- **Information shown**:
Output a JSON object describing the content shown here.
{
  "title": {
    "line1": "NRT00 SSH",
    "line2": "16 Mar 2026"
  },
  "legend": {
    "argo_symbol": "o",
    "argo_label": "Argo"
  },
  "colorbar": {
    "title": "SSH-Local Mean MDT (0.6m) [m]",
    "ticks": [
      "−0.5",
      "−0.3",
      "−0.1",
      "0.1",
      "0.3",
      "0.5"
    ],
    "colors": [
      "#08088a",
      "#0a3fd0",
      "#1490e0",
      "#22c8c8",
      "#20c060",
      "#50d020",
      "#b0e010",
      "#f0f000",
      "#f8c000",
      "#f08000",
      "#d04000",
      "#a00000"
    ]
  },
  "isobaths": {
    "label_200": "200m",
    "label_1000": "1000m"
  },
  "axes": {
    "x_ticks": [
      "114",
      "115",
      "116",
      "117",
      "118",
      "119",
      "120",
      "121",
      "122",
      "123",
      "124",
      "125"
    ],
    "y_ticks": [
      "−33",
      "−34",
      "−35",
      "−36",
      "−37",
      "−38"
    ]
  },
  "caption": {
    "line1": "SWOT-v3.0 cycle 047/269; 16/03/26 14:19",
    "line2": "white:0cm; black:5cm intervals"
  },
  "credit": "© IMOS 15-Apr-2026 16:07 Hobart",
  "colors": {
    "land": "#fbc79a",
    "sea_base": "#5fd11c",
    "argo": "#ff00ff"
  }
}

- **Exercise requirements**:
From the records above, please extract every line and repeat it exactly.

- **Result below**:
Output a JSON object describing the content shown here.
{
  "title": {
    "line1": "NRT00 SSH",
    "line2": "16 Mar 2026"
  },
  "legend": {
    "argo_symbol": "o",
    "argo_label": "Argo"
  },
  "colorbar": {
    "title": "SSH-Local Mean MDT (0.6m) [m]",
    "ticks": [
      "−0.5",
      "−0.3",
      "−0.1",
      "0.1",
      "0.3",
      "0.5"
    ],
    "colors": [
      "#08088a",
      "#0a3fd0",
      "#1490e0",
      "#22c8c8",
      "#20c060",
      "#50d020",
      "#b0e010",
      "#f0f000",
      "#f8c000",
      "#f08000",
      "#d04000",
      "#a00000"
    ]
  },
  "isobaths": {
    "label_200": "200m",
    "label_1000": "1000m"
  },
  "axes": {
    "x_ticks": [
      "114",
      "115",
      "116",
      "117",
      "118",
      "119",
      "120",
      "121",
      "122",
      "123",
      "124",
      "125"
    ],
    "y_ticks": [
      "−33",
      "−34",
      "−35",
      "−36",
      "−37",
      "−38"
    ]
  },
  "caption": {
    "line1": "SWOT-v3.0 cycle 047/269; 16/03/26 14:19",
    "line2": "white:0cm; black:5cm intervals"
  },
  "credit": "© IMOS 15-Apr-2026 16:07 Hobart",
  "colors": {
    "land": "#fbc79a",
    "sea_base": "#5fd11c",
    "argo": "#ff00ff"
  }
}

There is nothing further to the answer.